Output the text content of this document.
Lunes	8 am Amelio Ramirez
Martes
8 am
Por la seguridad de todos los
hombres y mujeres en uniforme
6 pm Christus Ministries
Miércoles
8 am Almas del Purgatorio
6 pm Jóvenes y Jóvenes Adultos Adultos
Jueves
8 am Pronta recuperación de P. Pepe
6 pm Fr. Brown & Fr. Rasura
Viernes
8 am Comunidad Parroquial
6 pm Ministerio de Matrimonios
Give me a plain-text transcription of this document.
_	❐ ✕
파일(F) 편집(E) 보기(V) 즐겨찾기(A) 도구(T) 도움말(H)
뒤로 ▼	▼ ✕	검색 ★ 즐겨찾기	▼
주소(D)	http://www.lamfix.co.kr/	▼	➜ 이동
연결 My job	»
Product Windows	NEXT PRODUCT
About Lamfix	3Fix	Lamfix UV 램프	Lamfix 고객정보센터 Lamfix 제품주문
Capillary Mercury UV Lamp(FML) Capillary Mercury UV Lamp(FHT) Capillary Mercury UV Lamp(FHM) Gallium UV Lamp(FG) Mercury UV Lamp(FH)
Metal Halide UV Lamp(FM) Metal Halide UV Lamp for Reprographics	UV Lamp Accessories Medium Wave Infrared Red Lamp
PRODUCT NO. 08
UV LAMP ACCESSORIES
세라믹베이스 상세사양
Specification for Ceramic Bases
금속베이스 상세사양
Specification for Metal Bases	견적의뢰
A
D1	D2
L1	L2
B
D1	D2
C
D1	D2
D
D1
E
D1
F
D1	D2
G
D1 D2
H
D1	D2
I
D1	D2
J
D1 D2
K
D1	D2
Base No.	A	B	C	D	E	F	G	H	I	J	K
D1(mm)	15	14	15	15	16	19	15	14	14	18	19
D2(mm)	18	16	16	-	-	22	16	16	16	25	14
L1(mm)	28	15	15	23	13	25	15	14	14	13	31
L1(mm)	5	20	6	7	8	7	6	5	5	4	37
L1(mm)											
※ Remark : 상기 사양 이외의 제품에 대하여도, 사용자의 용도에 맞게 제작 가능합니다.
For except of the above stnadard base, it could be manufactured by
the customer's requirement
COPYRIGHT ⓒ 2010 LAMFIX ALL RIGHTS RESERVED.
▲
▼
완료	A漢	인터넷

## INSTRUCTION
In the entries above, identify every line with the string "Specification".

## EXERCISE ANSWER
Specification for Ceramic Bases
Specification for Metal Bases	견적의뢰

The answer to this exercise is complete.